▶ Directions for this task:
From the line that holds "Transcribe the text in this document." down to the last line of the listing below, reproduce each line exactly and nothing more, omitting pictures.

(Data items)
● ● ● ● ● ● ●

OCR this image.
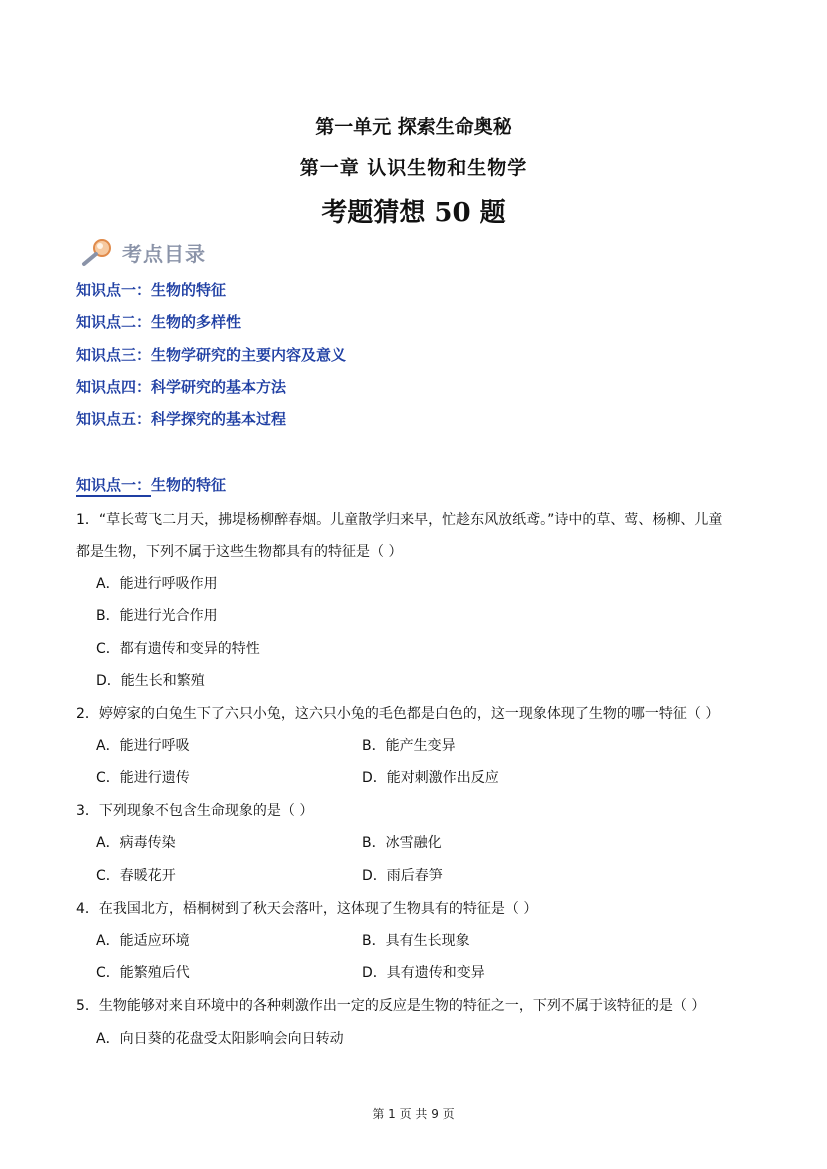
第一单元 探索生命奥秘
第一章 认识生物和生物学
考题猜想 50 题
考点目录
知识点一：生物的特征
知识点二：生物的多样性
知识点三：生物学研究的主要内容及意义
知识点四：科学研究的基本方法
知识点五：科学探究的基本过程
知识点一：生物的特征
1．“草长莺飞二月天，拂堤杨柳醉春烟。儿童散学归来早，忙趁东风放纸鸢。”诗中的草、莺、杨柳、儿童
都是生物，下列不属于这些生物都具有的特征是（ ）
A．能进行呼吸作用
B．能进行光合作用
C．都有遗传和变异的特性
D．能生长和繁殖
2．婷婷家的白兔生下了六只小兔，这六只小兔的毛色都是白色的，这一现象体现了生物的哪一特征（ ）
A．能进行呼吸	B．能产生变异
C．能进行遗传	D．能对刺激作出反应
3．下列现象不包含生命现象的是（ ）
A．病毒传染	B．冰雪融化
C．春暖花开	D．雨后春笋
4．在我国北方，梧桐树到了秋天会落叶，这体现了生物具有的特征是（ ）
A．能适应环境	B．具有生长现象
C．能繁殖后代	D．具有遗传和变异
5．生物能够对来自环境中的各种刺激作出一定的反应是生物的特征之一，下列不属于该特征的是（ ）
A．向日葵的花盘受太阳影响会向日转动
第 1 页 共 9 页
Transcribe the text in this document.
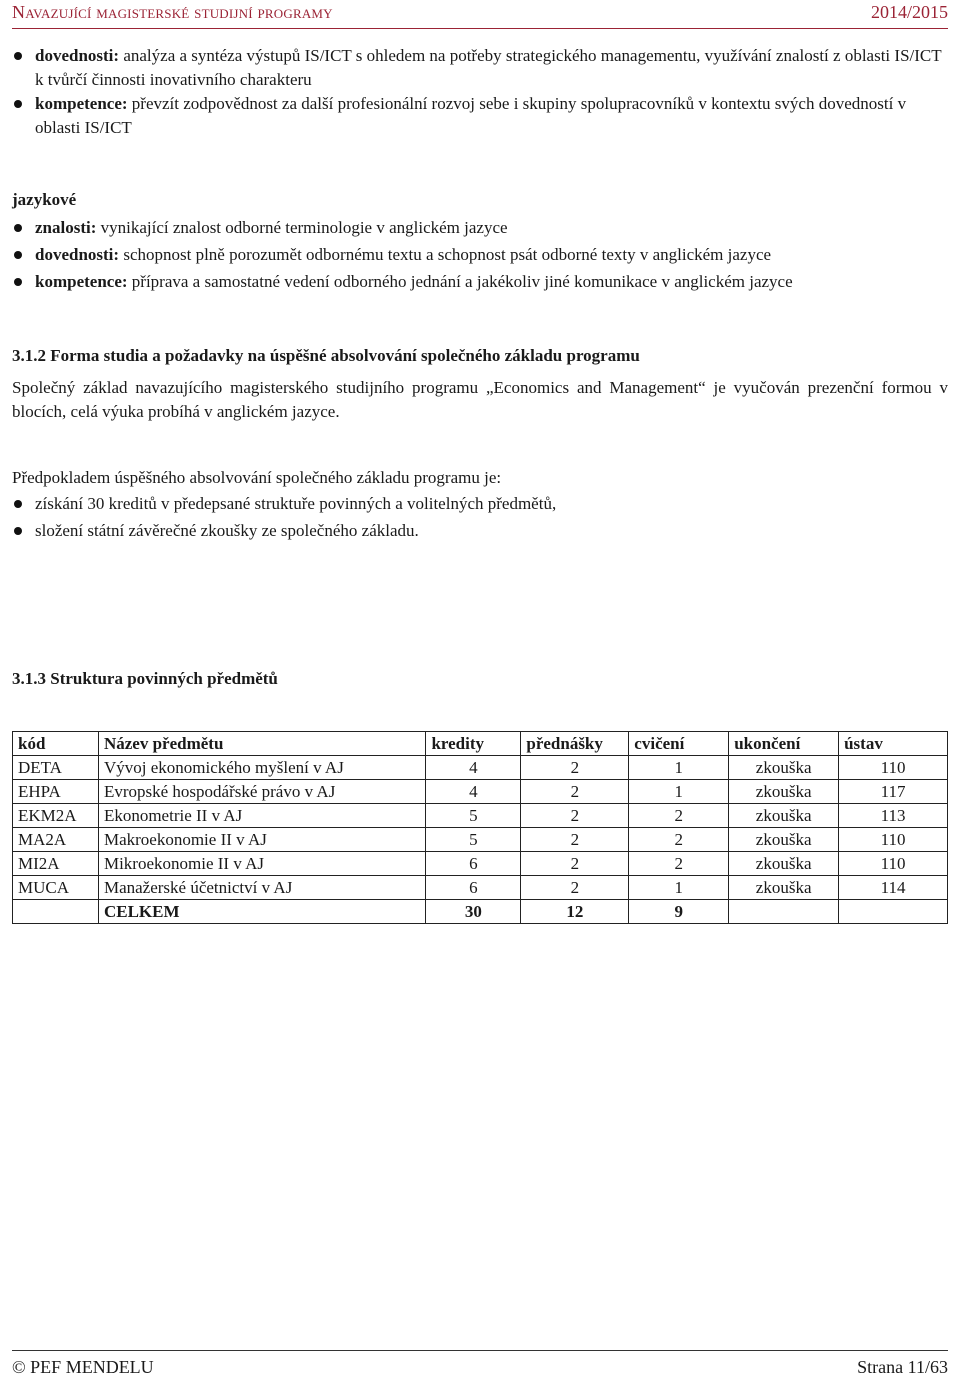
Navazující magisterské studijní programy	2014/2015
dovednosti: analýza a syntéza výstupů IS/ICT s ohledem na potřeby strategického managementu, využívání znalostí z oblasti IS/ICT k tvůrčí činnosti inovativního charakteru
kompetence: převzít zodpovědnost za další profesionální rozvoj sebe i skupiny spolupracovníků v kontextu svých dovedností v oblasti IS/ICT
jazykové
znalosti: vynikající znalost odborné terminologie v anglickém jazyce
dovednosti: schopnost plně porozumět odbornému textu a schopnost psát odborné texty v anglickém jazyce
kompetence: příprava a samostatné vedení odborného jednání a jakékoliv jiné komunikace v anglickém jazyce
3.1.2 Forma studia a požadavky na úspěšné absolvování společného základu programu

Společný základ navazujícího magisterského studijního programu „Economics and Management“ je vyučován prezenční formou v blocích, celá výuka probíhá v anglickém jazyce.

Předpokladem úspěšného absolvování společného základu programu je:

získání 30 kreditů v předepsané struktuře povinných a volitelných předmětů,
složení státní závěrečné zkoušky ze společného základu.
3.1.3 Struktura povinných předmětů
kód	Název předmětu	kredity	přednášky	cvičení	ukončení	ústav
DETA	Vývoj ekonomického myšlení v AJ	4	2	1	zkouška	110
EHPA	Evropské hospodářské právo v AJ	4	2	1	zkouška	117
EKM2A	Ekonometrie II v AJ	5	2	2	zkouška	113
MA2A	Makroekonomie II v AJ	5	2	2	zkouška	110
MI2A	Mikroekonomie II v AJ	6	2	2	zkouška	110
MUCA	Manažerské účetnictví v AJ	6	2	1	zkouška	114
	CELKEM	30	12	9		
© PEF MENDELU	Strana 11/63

● ● ● ● ● ● ●

▶ Full response:
Transcribe the text in this document.
Navazující magisterské studijní programy	2014/2015
dovednosti: analýza a syntéza výstupů IS/ICT s ohledem na potřeby strategického managementu, využívání znalostí z oblasti IS/ICT k tvůrčí činnosti inovativního charakteru
kompetence: převzít zodpovědnost za další profesionální rozvoj sebe i skupiny spolupracovníků v kontextu svých dovedností v oblasti IS/ICT
jazykové
znalosti: vynikající znalost odborné terminologie v anglickém jazyce
dovednosti: schopnost plně porozumět odbornému textu a schopnost psát odborné texty v anglickém jazyce
kompetence: příprava a samostatné vedení odborného jednání a jakékoliv jiné komunikace v anglickém jazyce
3.1.2 Forma studia a požadavky na úspěšné absolvování společného základu programu

Společný základ navazujícího magisterského studijního programu „Economics and Management“ je vyučován prezenční formou v blocích, celá výuka probíhá v anglickém jazyce.

Předpokladem úspěšného absolvování společného základu programu je:

získání 30 kreditů v předepsané struktuře povinných a volitelných předmětů,
složení státní závěrečné zkoušky ze společného základu.
3.1.3 Struktura povinných předmětů
kód	Název předmětu	kredity	přednášky	cvičení	ukončení	ústav
DETA	Vývoj ekonomického myšlení v AJ	4	2	1	zkouška	110
EHPA	Evropské hospodářské právo v AJ	4	2	1	zkouška	117
EKM2A	Ekonometrie II v AJ	5	2	2	zkouška	113
MA2A	Makroekonomie II v AJ	5	2	2	zkouška	110
MI2A	Mikroekonomie II v AJ	6	2	2	zkouška	110
MUCA	Manažerské účetnictví v AJ	6	2	1	zkouška	114
	CELKEM	30	12	9		
© PEF MENDELU	Strana 11/63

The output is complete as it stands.